The problem -> Leaving out the pictures, retype all the material exactly.

──────────────────────────────

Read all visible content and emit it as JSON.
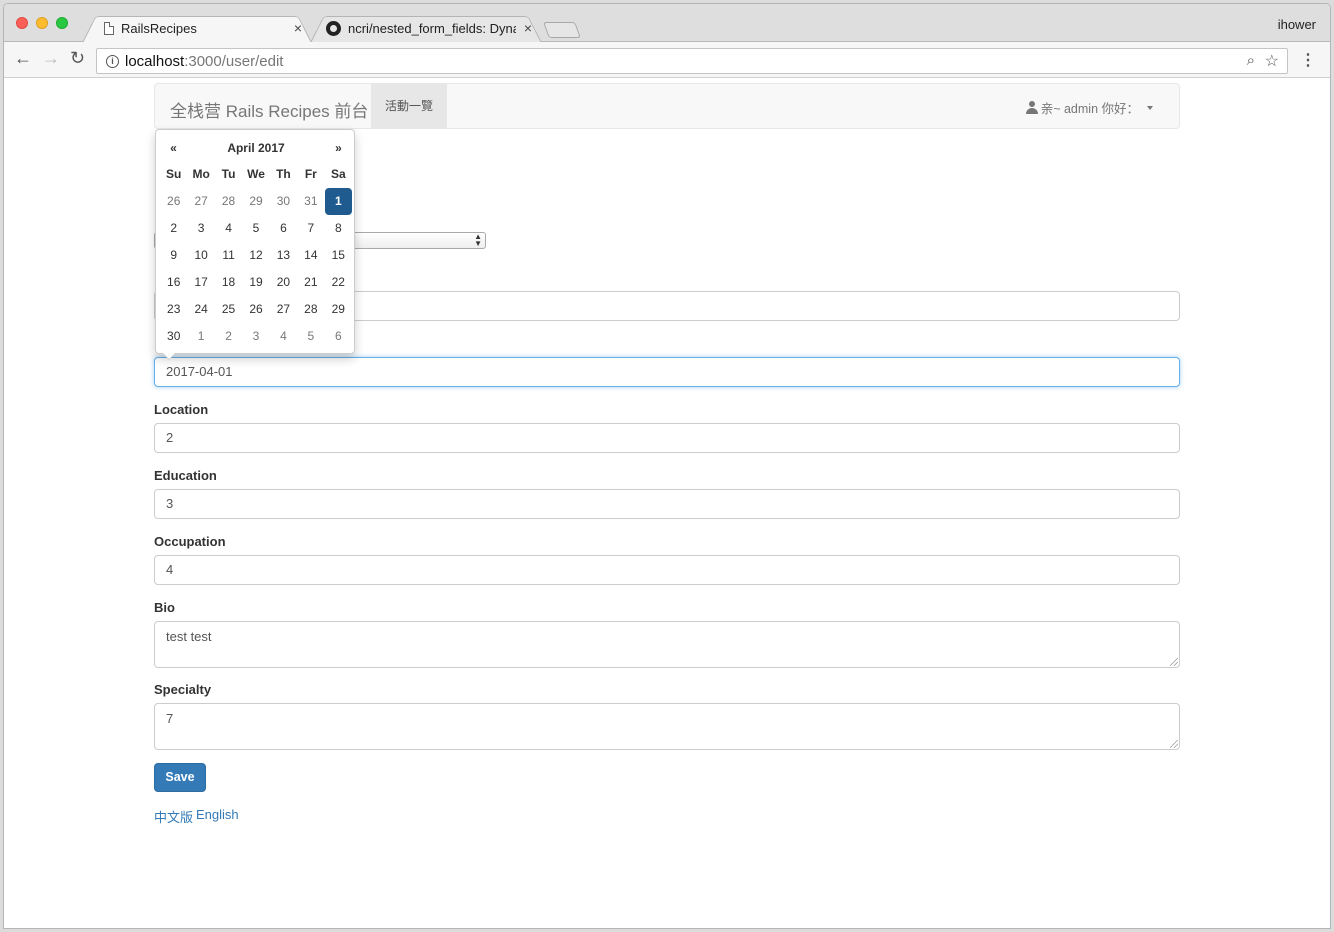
{
  "browser": {
    "tabs": [
      {
        "title": "RailsRecipes",
        "close": "×"
      },
      {
        "title": "ncri/nested_form_fields: Dynam",
        "close": "×"
      }
    ],
    "profile": "ihower",
    "url_host": "localhost",
    "url_path": ":3000/user/edit"
  },
  "navbar": {
    "brand": "全栈营 Rails Recipes 前台",
    "events": "活動一覽",
    "user": "亲~ admin 你好："
  },
  "datepicker": {
    "prev": "«",
    "next": "»",
    "title": "April 2017",
    "dow": [
      "Su",
      "Mo",
      "Tu",
      "We",
      "Th",
      "Fr",
      "Sa"
    ],
    "days": [
      {
        "d": "26",
        "t": "old"
      },
      {
        "d": "27",
        "t": "old"
      },
      {
        "d": "28",
        "t": "old"
      },
      {
        "d": "29",
        "t": "old"
      },
      {
        "d": "30",
        "t": "old"
      },
      {
        "d": "31",
        "t": "old"
      },
      {
        "d": "1",
        "t": "active"
      },
      {
        "d": "2",
        "t": ""
      },
      {
        "d": "3",
        "t": ""
      },
      {
        "d": "4",
        "t": ""
      },
      {
        "d": "5",
        "t": ""
      },
      {
        "d": "6",
        "t": ""
      },
      {
        "d": "7",
        "t": ""
      },
      {
        "d": "8",
        "t": ""
      },
      {
        "d": "9",
        "t": ""
      },
      {
        "d": "10",
        "t": ""
      },
      {
        "d": "11",
        "t": ""
      },
      {
        "d": "12",
        "t": ""
      },
      {
        "d": "13",
        "t": ""
      },
      {
        "d": "14",
        "t": ""
      },
      {
        "d": "15",
        "t": ""
      },
      {
        "d": "16",
        "t": ""
      },
      {
        "d": "17",
        "t": ""
      },
      {
        "d": "18",
        "t": ""
      },
      {
        "d": "19",
        "t": ""
      },
      {
        "d": "20",
        "t": ""
      },
      {
        "d": "21",
        "t": ""
      },
      {
        "d": "22",
        "t": ""
      },
      {
        "d": "23",
        "t": ""
      },
      {
        "d": "24",
        "t": ""
      },
      {
        "d": "25",
        "t": ""
      },
      {
        "d": "26",
        "t": ""
      },
      {
        "d": "27",
        "t": ""
      },
      {
        "d": "28",
        "t": ""
      },
      {
        "d": "29",
        "t": ""
      },
      {
        "d": "30",
        "t": ""
      },
      {
        "d": "1",
        "t": "old"
      },
      {
        "d": "2",
        "t": "old"
      },
      {
        "d": "3",
        "t": "old"
      },
      {
        "d": "4",
        "t": "old"
      },
      {
        "d": "5",
        "t": "old"
      },
      {
        "d": "6",
        "t": "old"
      }
    ]
  },
  "form": {
    "birthday_value": "2017-04-01",
    "location_label": "Location",
    "location_value": "2",
    "education_label": "Education",
    "education_value": "3",
    "occupation_label": "Occupation",
    "occupation_value": "4",
    "bio_label": "Bio",
    "bio_value": "test test",
    "specialty_label": "Specialty",
    "specialty_value": "7",
    "save_label": "Save"
  },
  "footer": {
    "lang_zh": "中文版",
    "lang_en": "English"
  },
  "colors": {
    "primary": "#337ab7",
    "active_day": "#1f5b8e"
  }
}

──────────────────────────────

Solution for this problem ->
Read all visible content and emit it as JSON.
{
  "browser": {
    "tabs": [
      {
        "title": "RailsRecipes",
        "close": "×"
      },
      {
        "title": "ncri/nested_form_fields: Dynam",
        "close": "×"
      }
    ],
    "profile": "ihower",
    "url_host": "localhost",
    "url_path": ":3000/user/edit"
  },
  "navbar": {
    "brand": "全栈营 Rails Recipes 前台",
    "events": "活動一覽",
    "user": "亲~ admin 你好："
  },
  "datepicker": {
    "prev": "«",
    "next": "»",
    "title": "April 2017",
    "dow": [
      "Su",
      "Mo",
      "Tu",
      "We",
      "Th",
      "Fr",
      "Sa"
    ],
    "days": [
      {
        "d": "26",
        "t": "old"
      },
      {
        "d": "27",
        "t": "old"
      },
      {
        "d": "28",
        "t": "old"
      },
      {
        "d": "29",
        "t": "old"
      },
      {
        "d": "30",
        "t": "old"
      },
      {
        "d": "31",
        "t": "old"
      },
      {
        "d": "1",
        "t": "active"
      },
      {
        "d": "2",
        "t": ""
      },
      {
        "d": "3",
        "t": ""
      },
      {
        "d": "4",
        "t": ""
      },
      {
        "d": "5",
        "t": ""
      },
      {
        "d": "6",
        "t": ""
      },
      {
        "d": "7",
        "t": ""
      },
      {
        "d": "8",
        "t": ""
      },
      {
        "d": "9",
        "t": ""
      },
      {
        "d": "10",
        "t": ""
      },
      {
        "d": "11",
        "t": ""
      },
      {
        "d": "12",
        "t": ""
      },
      {
        "d": "13",
        "t": ""
      },
      {
        "d": "14",
        "t": ""
      },
      {
        "d": "15",
        "t": ""
      },
      {
        "d": "16",
        "t": ""
      },
      {
        "d": "17",
        "t": ""
      },
      {
        "d": "18",
        "t": ""
      },
      {
        "d": "19",
        "t": ""
      },
      {
        "d": "20",
        "t": ""
      },
      {
        "d": "21",
        "t": ""
      },
      {
        "d": "22",
        "t": ""
      },
      {
        "d": "23",
        "t": ""
      },
      {
        "d": "24",
        "t": ""
      },
      {
        "d": "25",
        "t": ""
      },
      {
        "d": "26",
        "t": ""
      },
      {
        "d": "27",
        "t": ""
      },
      {
        "d": "28",
        "t": ""
      },
      {
        "d": "29",
        "t": ""
      },
      {
        "d": "30",
        "t": ""
      },
      {
        "d": "1",
        "t": "old"
      },
      {
        "d": "2",
        "t": "old"
      },
      {
        "d": "3",
        "t": "old"
      },
      {
        "d": "4",
        "t": "old"
      },
      {
        "d": "5",
        "t": "old"
      },
      {
        "d": "6",
        "t": "old"
      }
    ]
  },
  "form": {
    "birthday_value": "2017-04-01",
    "location_label": "Location",
    "location_value": "2",
    "education_label": "Education",
    "education_value": "3",
    "occupation_label": "Occupation",
    "occupation_value": "4",
    "bio_label": "Bio",
    "bio_value": "test test",
    "specialty_label": "Specialty",
    "specialty_value": "7",
    "save_label": "Save"
  },
  "footer": {
    "lang_zh": "中文版",
    "lang_en": "English"
  },
  "colors": {
    "primary": "#337ab7",
    "active_day": "#1f5b8e"
  }
}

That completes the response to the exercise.